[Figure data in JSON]
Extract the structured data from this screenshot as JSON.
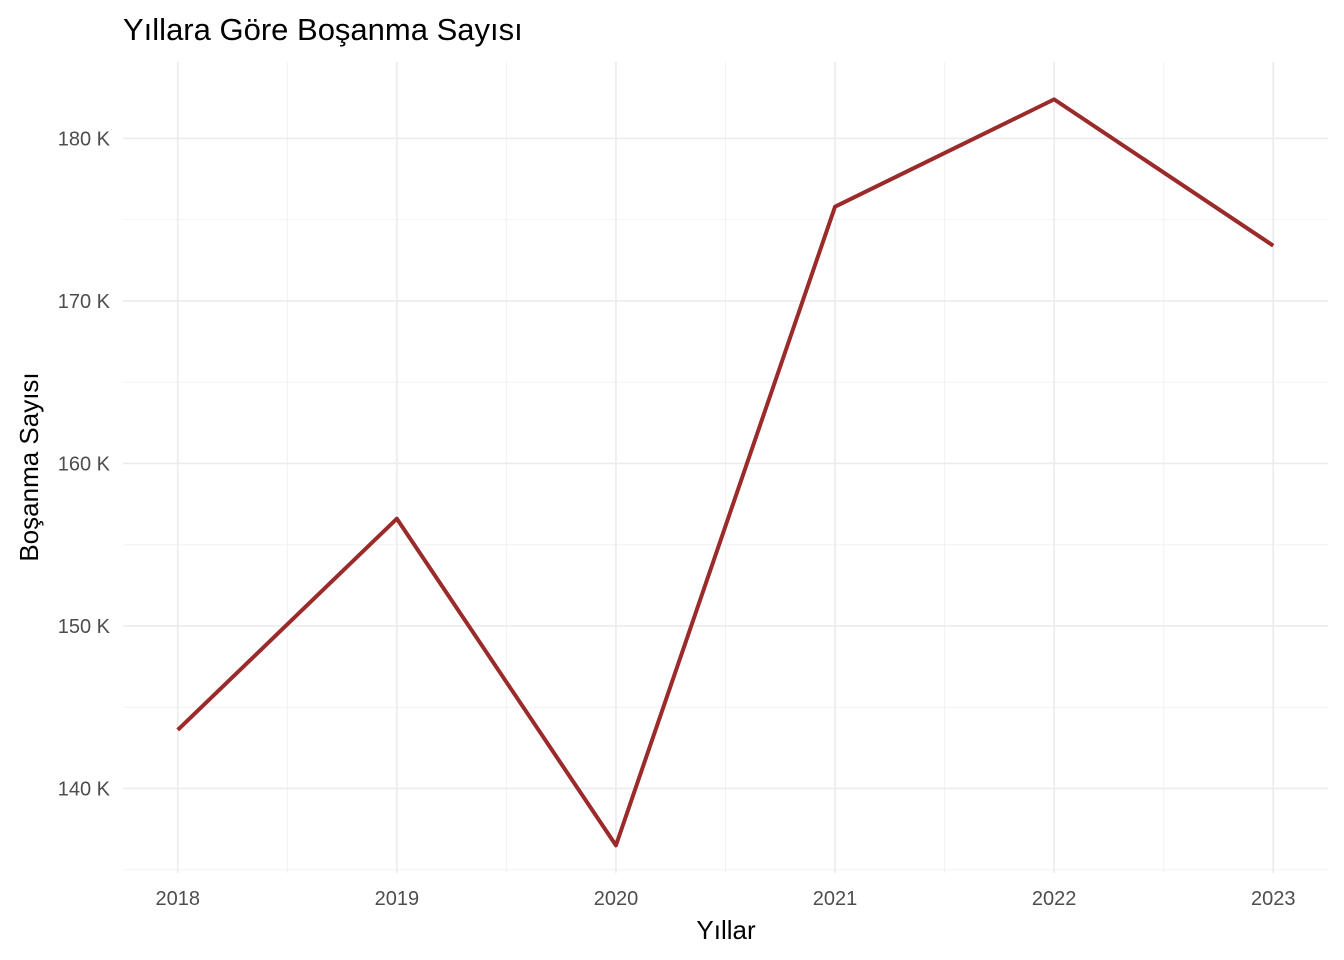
{
  "chart_data": {
    "type": "line",
    "title": "Yıllara Göre Boşanma Sayısı",
    "xlabel": "Yıllar",
    "ylabel": "Boşanma Sayısı",
    "x": [
      2018,
      2019,
      2020,
      2021,
      2022,
      2023
    ],
    "x_tick_labels": [
      "2018",
      "2019",
      "2020",
      "2021",
      "2022",
      "2023"
    ],
    "series": [
      {
        "values": [
          143600,
          156600,
          136500,
          175800,
          182400,
          173400
        ],
        "color": "#9b2a2a"
      }
    ],
    "y_ticks": [
      140000,
      150000,
      160000,
      170000,
      180000
    ],
    "y_tick_labels": [
      "140 K",
      "150 K",
      "160 K",
      "170 K",
      "180 K"
    ],
    "xlim": [
      2017.75,
      2023.25
    ],
    "ylim": [
      134800,
      184700
    ],
    "grid": true,
    "legend": "none"
  }
}
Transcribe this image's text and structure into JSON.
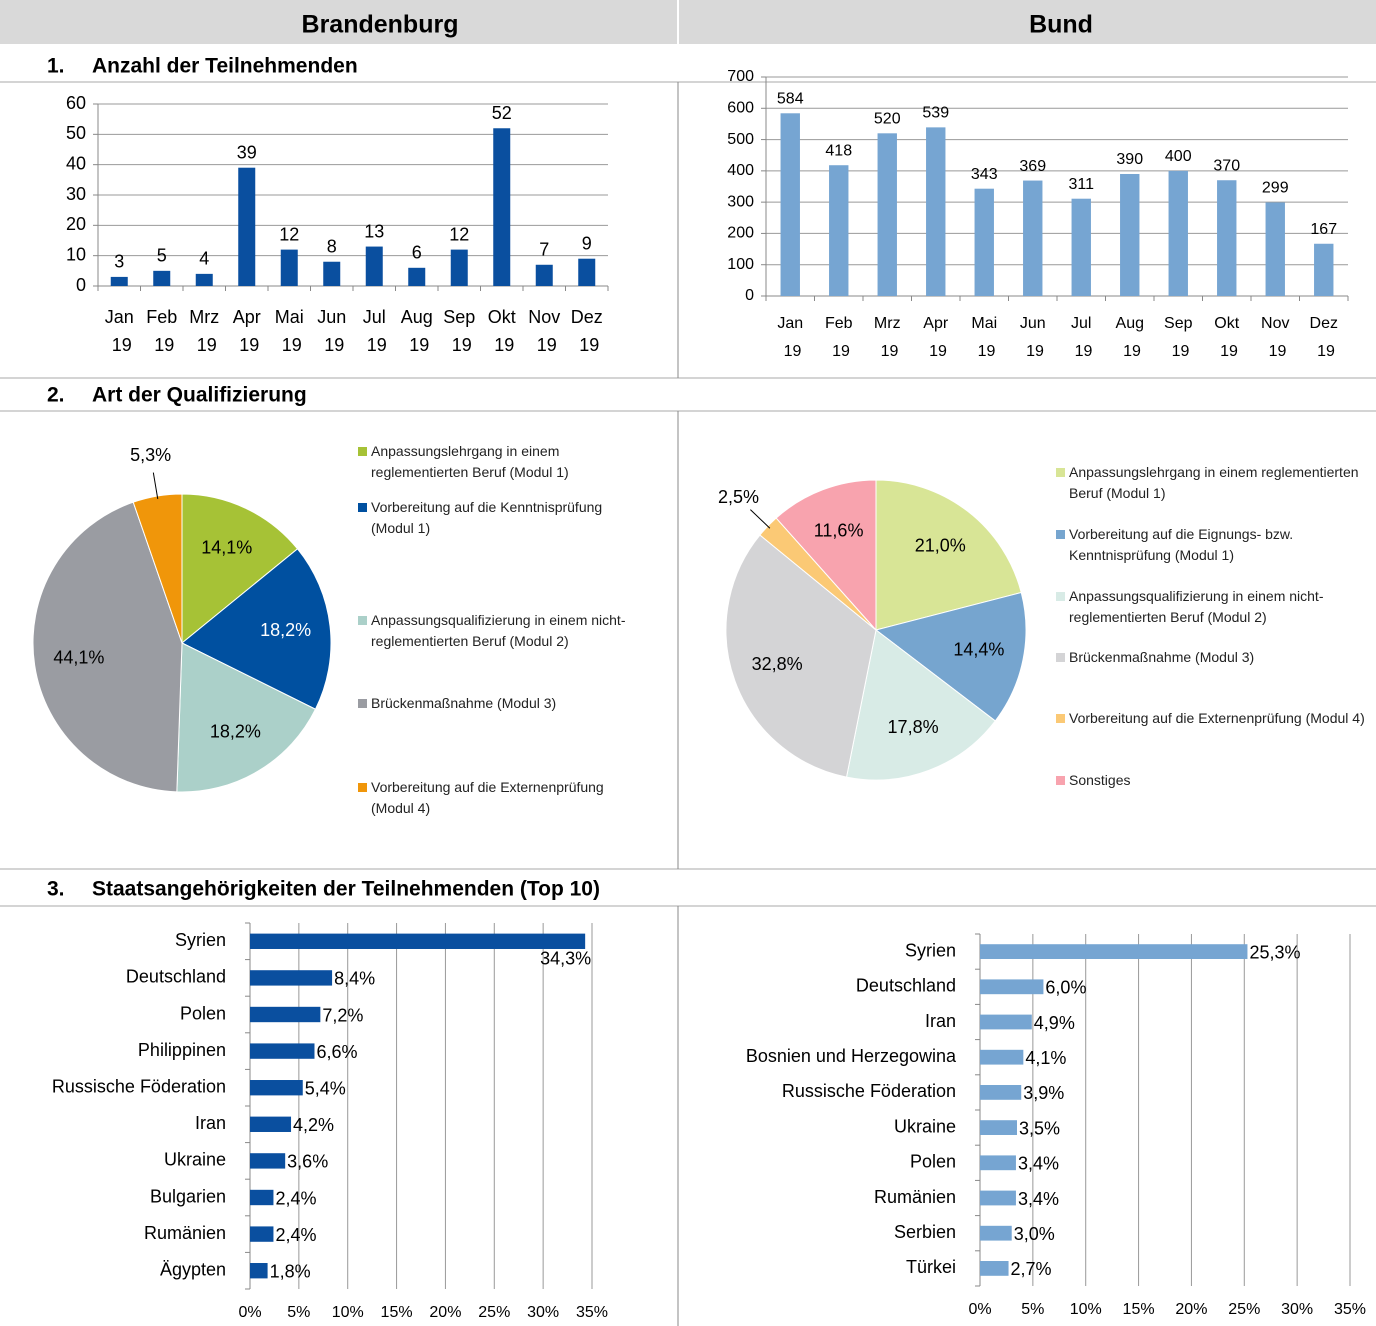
{
  "columns": [
    "Brandenburg",
    "Bund"
  ],
  "sections": [
    {
      "number": "1.",
      "title": "Anzahl der Teilnehmenden"
    },
    {
      "number": "2.",
      "title": "Art der Qualifizierung"
    },
    {
      "number": "3.",
      "title": "Staatsangehörigkeiten der Teilnehmenden (Top 10)"
    }
  ],
  "chart_data": [
    {
      "type": "bar",
      "categories": [
        "Jan 19",
        "Feb 19",
        "Mrz 19",
        "Apr 19",
        "Mai 19",
        "Jun 19",
        "Jul 19",
        "Aug 19",
        "Sep 19",
        "Okt 19",
        "Nov 19",
        "Dez 19"
      ],
      "values": [
        3,
        5,
        4,
        39,
        12,
        8,
        13,
        6,
        12,
        52,
        7,
        9
      ],
      "color": "#0a4f9f",
      "ylim": [
        0,
        60
      ],
      "yticks": [
        0,
        10,
        20,
        30,
        40,
        50,
        60
      ],
      "grid": true
    },
    {
      "type": "bar",
      "categories": [
        "Jan 19",
        "Feb 19",
        "Mrz 19",
        "Apr 19",
        "Mai 19",
        "Jun 19",
        "Jul 19",
        "Aug 19",
        "Sep 19",
        "Okt 19",
        "Nov 19",
        "Dez 19"
      ],
      "values": [
        584,
        418,
        520,
        539,
        343,
        369,
        311,
        390,
        400,
        370,
        299,
        167
      ],
      "color": "#76a5d2",
      "ylim": [
        0,
        700
      ],
      "yticks": [
        0,
        100,
        200,
        300,
        400,
        500,
        600,
        700
      ],
      "grid": true
    },
    {
      "type": "pie",
      "categories": [
        "Anpassungslehrgang in einem reglementierten Beruf (Modul 1)",
        "Vorbereitung auf die Kenntnisprüfung (Modul 1)",
        "Anpassungsqualifizierung in einem nicht-reglementierten Beruf (Modul 2)",
        "Brückenmaßnahme (Modul 3)",
        "Vorbereitung auf die Externenprüfung (Modul 4)"
      ],
      "values": [
        14.1,
        18.2,
        18.2,
        44.1,
        5.3
      ],
      "value_labels": [
        "14,1%",
        "18,2%",
        "18,2%",
        "44,1%",
        "5,3%"
      ],
      "colors": [
        "#a6c236",
        "#0050a0",
        "#abd0c9",
        "#9a9ca2",
        "#f0960a"
      ]
    },
    {
      "type": "pie",
      "categories": [
        "Anpassungslehrgang in einem reglementierten Beruf (Modul 1)",
        "Vorbereitung auf die Eignungs- bzw. Kenntnisprüfung (Modul 1)",
        "Anpassungsqualifizierung in einem nicht-reglementierten Beruf (Modul 2)",
        "Brückenmaßnahme (Modul 3)",
        "Vorbereitung auf die Externenprüfung (Modul 4)",
        "Sonstiges"
      ],
      "values": [
        21.0,
        14.4,
        17.8,
        32.8,
        2.5,
        11.6
      ],
      "value_labels": [
        "21,0%",
        "14,4%",
        "17,8%",
        "32,8%",
        "2,5%",
        "11,6%"
      ],
      "colors": [
        "#d8e596",
        "#76a5cf",
        "#d8ebe6",
        "#d4d4d6",
        "#fbc975",
        "#f8a3ae"
      ]
    },
    {
      "type": "hbar",
      "categories": [
        "Syrien",
        "Deutschland",
        "Polen",
        "Philippinen",
        "Russische Föderation",
        "Iran",
        "Ukraine",
        "Bulgarien",
        "Rumänien",
        "Ägypten"
      ],
      "values": [
        34.3,
        8.4,
        7.2,
        6.6,
        5.4,
        4.2,
        3.6,
        2.4,
        2.4,
        1.8
      ],
      "value_labels": [
        "34,3%",
        "8,4%",
        "7,2%",
        "6,6%",
        "5,4%",
        "4,2%",
        "3,6%",
        "2,4%",
        "2,4%",
        "1,8%"
      ],
      "color": "#0a4f9f",
      "xlim": [
        0,
        35
      ],
      "xticks": [
        {
          "value": 0,
          "label": "0%"
        },
        {
          "value": 5,
          "label": "5%"
        },
        {
          "value": 10,
          "label": "10%"
        },
        {
          "value": 15,
          "label": "15%"
        },
        {
          "value": 20,
          "label": "20%"
        },
        {
          "value": 25,
          "label": "25%"
        },
        {
          "value": 30,
          "label": "30%"
        },
        {
          "value": 35,
          "label": "35%"
        }
      ],
      "grid": true
    },
    {
      "type": "hbar",
      "categories": [
        "Syrien",
        "Deutschland",
        "Iran",
        "Bosnien und Herzegowina",
        "Russische Föderation",
        "Ukraine",
        "Polen",
        "Rumänien",
        "Serbien",
        "Türkei"
      ],
      "values": [
        25.3,
        6.0,
        4.9,
        4.1,
        3.9,
        3.5,
        3.4,
        3.4,
        3.0,
        2.7
      ],
      "value_labels": [
        "25,3%",
        "6,0%",
        "4,9%",
        "4,1%",
        "3,9%",
        "3,5%",
        "3,4%",
        "3,4%",
        "3,0%",
        "2,7%"
      ],
      "color": "#76a5d2",
      "xlim": [
        0,
        35
      ],
      "xticks": [
        {
          "value": 0,
          "label": "0%"
        },
        {
          "value": 5,
          "label": "5%"
        },
        {
          "value": 10,
          "label": "10%"
        },
        {
          "value": 15,
          "label": "15%"
        },
        {
          "value": 20,
          "label": "20%"
        },
        {
          "value": 25,
          "label": "25%"
        },
        {
          "value": 30,
          "label": "30%"
        },
        {
          "value": 35,
          "label": "35%"
        }
      ],
      "grid": true
    }
  ]
}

▶ WHAT TO DO:
Using the material above, retype each entry exactly and omit the pictures.

▶ ANSWER TO THIS TASK:
Extract the structured data from this screenshot as JSON.
{
  "chart_data": {
    "type": "line",
    "title": "Yıllara Göre Boşanma Sayısı",
    "xlabel": "Yıllar",
    "ylabel": "Boşanma Sayısı",
    "x": [
      2018,
      2019,
      2020,
      2021,
      2022,
      2023
    ],
    "x_tick_labels": [
      "2018",
      "2019",
      "2020",
      "2021",
      "2022",
      "2023"
    ],
    "series": [
      {
        "values": [
          143600,
          156600,
          136500,
          175800,
          182400,
          173400
        ],
        "color": "#9b2a2a"
      }
    ],
    "y_ticks": [
      140000,
      150000,
      160000,
      170000,
      180000
    ],
    "y_tick_labels": [
      "140 K",
      "150 K",
      "160 K",
      "170 K",
      "180 K"
    ],
    "xlim": [
      2017.75,
      2023.25
    ],
    "ylim": [
      134800,
      184700
    ],
    "grid": true,
    "legend": "none"
  }
}
Transcribe this image's text and structure into JSON.
{
  "columns": [
    "Brandenburg",
    "Bund"
  ],
  "sections": [
    {
      "number": "1.",
      "title": "Anzahl der Teilnehmenden"
    },
    {
      "number": "2.",
      "title": "Art der Qualifizierung"
    },
    {
      "number": "3.",
      "title": "Staatsangehörigkeiten der Teilnehmenden (Top 10)"
    }
  ],
  "chart_data": [
    {
      "type": "bar",
      "categories": [
        "Jan 19",
        "Feb 19",
        "Mrz 19",
        "Apr 19",
        "Mai 19",
        "Jun 19",
        "Jul 19",
        "Aug 19",
        "Sep 19",
        "Okt 19",
        "Nov 19",
        "Dez 19"
      ],
      "values": [
        3,
        5,
        4,
        39,
        12,
        8,
        13,
        6,
        12,
        52,
        7,
        9
      ],
      "color": "#0a4f9f",
      "ylim": [
        0,
        60
      ],
      "yticks": [
        0,
        10,
        20,
        30,
        40,
        50,
        60
      ],
      "grid": true
    },
    {
      "type": "bar",
      "categories": [
        "Jan 19",
        "Feb 19",
        "Mrz 19",
        "Apr 19",
        "Mai 19",
        "Jun 19",
        "Jul 19",
        "Aug 19",
        "Sep 19",
        "Okt 19",
        "Nov 19",
        "Dez 19"
      ],
      "values": [
        584,
        418,
        520,
        539,
        343,
        369,
        311,
        390,
        400,
        370,
        299,
        167
      ],
      "color": "#76a5d2",
      "ylim": [
        0,
        700
      ],
      "yticks": [
        0,
        100,
        200,
        300,
        400,
        500,
        600,
        700
      ],
      "grid": true
    },
    {
      "type": "pie",
      "categories": [
        "Anpassungslehrgang in einem reglementierten Beruf (Modul 1)",
        "Vorbereitung auf die Kenntnisprüfung (Modul 1)",
        "Anpassungsqualifizierung in einem nicht-reglementierten Beruf (Modul 2)",
        "Brückenmaßnahme (Modul 3)",
        "Vorbereitung auf die Externenprüfung (Modul 4)"
      ],
      "values": [
        14.1,
        18.2,
        18.2,
        44.1,
        5.3
      ],
      "value_labels": [
        "14,1%",
        "18,2%",
        "18,2%",
        "44,1%",
        "5,3%"
      ],
      "colors": [
        "#a6c236",
        "#0050a0",
        "#abd0c9",
        "#9a9ca2",
        "#f0960a"
      ]
    },
    {
      "type": "pie",
      "categories": [
        "Anpassungslehrgang in einem reglementierten Beruf (Modul 1)",
        "Vorbereitung auf die Eignungs- bzw. Kenntnisprüfung (Modul 1)",
        "Anpassungsqualifizierung in einem nicht-reglementierten Beruf (Modul 2)",
        "Brückenmaßnahme (Modul 3)",
        "Vorbereitung auf die Externenprüfung (Modul 4)",
        "Sonstiges"
      ],
      "values": [
        21.0,
        14.4,
        17.8,
        32.8,
        2.5,
        11.6
      ],
      "value_labels": [
        "21,0%",
        "14,4%",
        "17,8%",
        "32,8%",
        "2,5%",
        "11,6%"
      ],
      "colors": [
        "#d8e596",
        "#76a5cf",
        "#d8ebe6",
        "#d4d4d6",
        "#fbc975",
        "#f8a3ae"
      ]
    },
    {
      "type": "hbar",
      "categories": [
        "Syrien",
        "Deutschland",
        "Polen",
        "Philippinen",
        "Russische Föderation",
        "Iran",
        "Ukraine",
        "Bulgarien",
        "Rumänien",
        "Ägypten"
      ],
      "values": [
        34.3,
        8.4,
        7.2,
        6.6,
        5.4,
        4.2,
        3.6,
        2.4,
        2.4,
        1.8
      ],
      "value_labels": [
        "34,3%",
        "8,4%",
        "7,2%",
        "6,6%",
        "5,4%",
        "4,2%",
        "3,6%",
        "2,4%",
        "2,4%",
        "1,8%"
      ],
      "color": "#0a4f9f",
      "xlim": [
        0,
        35
      ],
      "xticks": [
        {
          "value": 0,
          "label": "0%"
        },
        {
          "value": 5,
          "label": "5%"
        },
        {
          "value": 10,
          "label": "10%"
        },
        {
          "value": 15,
          "label": "15%"
        },
        {
          "value": 20,
          "label": "20%"
        },
        {
          "value": 25,
          "label": "25%"
        },
        {
          "value": 30,
          "label": "30%"
        },
        {
          "value": 35,
          "label": "35%"
        }
      ],
      "grid": true
    },
    {
      "type": "hbar",
      "categories": [
        "Syrien",
        "Deutschland",
        "Iran",
        "Bosnien und Herzegowina",
        "Russische Föderation",
        "Ukraine",
        "Polen",
        "Rumänien",
        "Serbien",
        "Türkei"
      ],
      "values": [
        25.3,
        6.0,
        4.9,
        4.1,
        3.9,
        3.5,
        3.4,
        3.4,
        3.0,
        2.7
      ],
      "value_labels": [
        "25,3%",
        "6,0%",
        "4,9%",
        "4,1%",
        "3,9%",
        "3,5%",
        "3,4%",
        "3,4%",
        "3,0%",
        "2,7%"
      ],
      "color": "#76a5d2",
      "xlim": [
        0,
        35
      ],
      "xticks": [
        {
          "value": 0,
          "label": "0%"
        },
        {
          "value": 5,
          "label": "5%"
        },
        {
          "value": 10,
          "label": "10%"
        },
        {
          "value": 15,
          "label": "15%"
        },
        {
          "value": 20,
          "label": "20%"
        },
        {
          "value": 25,
          "label": "25%"
        },
        {
          "value": 30,
          "label": "30%"
        },
        {
          "value": 35,
          "label": "35%"
        }
      ],
      "grid": true
    }
  ]
}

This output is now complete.